Entries taken from a collection —
* START *
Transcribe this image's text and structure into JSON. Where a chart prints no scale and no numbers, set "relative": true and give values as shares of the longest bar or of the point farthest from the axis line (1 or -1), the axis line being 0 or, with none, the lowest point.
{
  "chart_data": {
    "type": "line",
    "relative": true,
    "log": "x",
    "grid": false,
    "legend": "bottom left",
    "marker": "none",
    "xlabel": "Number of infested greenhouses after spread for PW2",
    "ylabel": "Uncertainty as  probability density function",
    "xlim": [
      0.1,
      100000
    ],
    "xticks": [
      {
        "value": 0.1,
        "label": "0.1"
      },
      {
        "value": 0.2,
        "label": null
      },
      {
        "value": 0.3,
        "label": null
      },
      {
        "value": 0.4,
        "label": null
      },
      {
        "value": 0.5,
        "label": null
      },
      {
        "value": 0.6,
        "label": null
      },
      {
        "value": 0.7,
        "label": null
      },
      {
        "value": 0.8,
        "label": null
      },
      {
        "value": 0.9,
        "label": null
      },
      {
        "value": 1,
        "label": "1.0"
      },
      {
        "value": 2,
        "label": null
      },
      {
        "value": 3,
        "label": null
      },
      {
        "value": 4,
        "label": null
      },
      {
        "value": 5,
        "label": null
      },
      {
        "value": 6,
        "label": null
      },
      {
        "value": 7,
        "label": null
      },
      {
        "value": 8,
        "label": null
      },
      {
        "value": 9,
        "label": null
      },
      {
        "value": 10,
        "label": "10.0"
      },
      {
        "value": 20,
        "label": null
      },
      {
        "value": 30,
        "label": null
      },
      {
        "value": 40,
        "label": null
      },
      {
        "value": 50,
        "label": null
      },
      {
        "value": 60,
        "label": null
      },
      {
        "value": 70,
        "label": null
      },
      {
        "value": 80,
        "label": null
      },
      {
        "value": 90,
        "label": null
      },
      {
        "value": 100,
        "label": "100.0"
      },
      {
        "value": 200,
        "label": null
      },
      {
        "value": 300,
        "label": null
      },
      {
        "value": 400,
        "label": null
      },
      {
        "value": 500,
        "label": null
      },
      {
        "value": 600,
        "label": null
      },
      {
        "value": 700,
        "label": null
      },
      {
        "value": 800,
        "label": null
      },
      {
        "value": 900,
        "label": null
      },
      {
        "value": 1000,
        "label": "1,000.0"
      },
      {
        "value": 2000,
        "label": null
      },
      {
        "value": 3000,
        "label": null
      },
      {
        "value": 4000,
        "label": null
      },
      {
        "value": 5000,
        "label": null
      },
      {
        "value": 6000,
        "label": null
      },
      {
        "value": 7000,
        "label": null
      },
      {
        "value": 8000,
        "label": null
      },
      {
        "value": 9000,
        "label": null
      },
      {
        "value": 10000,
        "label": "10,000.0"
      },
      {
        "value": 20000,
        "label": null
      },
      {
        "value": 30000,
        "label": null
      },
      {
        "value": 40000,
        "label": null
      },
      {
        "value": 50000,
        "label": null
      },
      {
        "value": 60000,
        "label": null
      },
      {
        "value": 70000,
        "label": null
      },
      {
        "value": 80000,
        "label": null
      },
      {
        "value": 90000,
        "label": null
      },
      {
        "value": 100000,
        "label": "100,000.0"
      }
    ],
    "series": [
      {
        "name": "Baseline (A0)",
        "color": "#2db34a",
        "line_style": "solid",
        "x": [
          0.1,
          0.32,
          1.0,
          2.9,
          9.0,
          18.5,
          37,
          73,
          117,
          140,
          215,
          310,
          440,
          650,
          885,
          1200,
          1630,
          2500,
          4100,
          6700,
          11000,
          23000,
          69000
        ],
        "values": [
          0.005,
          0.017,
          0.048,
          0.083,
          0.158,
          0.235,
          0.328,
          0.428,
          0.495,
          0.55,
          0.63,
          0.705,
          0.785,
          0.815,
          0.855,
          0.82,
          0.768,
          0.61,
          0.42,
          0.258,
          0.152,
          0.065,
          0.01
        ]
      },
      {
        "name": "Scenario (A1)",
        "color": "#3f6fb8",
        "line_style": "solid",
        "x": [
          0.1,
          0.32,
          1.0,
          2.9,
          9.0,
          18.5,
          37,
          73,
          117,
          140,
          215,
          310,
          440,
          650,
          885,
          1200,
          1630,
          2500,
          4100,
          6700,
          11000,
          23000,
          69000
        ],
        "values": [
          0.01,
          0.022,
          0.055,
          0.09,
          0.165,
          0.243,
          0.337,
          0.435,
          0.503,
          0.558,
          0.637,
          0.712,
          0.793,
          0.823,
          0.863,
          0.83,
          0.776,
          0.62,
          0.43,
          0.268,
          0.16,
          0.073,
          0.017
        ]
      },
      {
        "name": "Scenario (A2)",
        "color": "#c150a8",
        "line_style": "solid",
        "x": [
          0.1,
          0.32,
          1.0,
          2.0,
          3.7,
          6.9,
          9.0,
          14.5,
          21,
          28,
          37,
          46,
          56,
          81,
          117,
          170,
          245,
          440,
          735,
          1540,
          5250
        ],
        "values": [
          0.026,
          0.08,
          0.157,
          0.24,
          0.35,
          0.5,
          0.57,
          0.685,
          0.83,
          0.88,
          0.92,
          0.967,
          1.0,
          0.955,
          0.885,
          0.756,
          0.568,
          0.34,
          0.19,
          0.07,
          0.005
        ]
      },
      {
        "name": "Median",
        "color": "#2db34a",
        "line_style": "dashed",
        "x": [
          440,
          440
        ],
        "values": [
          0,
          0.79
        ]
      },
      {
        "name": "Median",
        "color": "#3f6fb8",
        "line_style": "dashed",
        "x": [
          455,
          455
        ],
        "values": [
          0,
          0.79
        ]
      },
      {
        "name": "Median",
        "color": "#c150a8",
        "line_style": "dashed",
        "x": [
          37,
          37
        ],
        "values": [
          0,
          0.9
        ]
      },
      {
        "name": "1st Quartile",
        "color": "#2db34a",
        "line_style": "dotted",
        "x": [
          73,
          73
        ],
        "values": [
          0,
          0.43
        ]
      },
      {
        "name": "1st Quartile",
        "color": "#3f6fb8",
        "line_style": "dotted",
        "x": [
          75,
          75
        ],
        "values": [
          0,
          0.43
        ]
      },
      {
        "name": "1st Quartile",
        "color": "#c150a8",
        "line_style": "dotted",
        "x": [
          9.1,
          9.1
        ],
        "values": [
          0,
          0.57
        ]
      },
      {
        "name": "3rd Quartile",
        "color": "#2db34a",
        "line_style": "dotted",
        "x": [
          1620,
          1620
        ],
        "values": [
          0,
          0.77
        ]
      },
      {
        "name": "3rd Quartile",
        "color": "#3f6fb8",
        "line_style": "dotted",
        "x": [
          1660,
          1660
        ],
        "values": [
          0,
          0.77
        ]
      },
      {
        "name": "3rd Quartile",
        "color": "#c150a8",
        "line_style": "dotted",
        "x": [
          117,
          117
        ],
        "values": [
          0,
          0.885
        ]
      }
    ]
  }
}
* END *
Instructions for the task — Answer with one number: how many lines of the entries above include the word "true".

Complete response — 2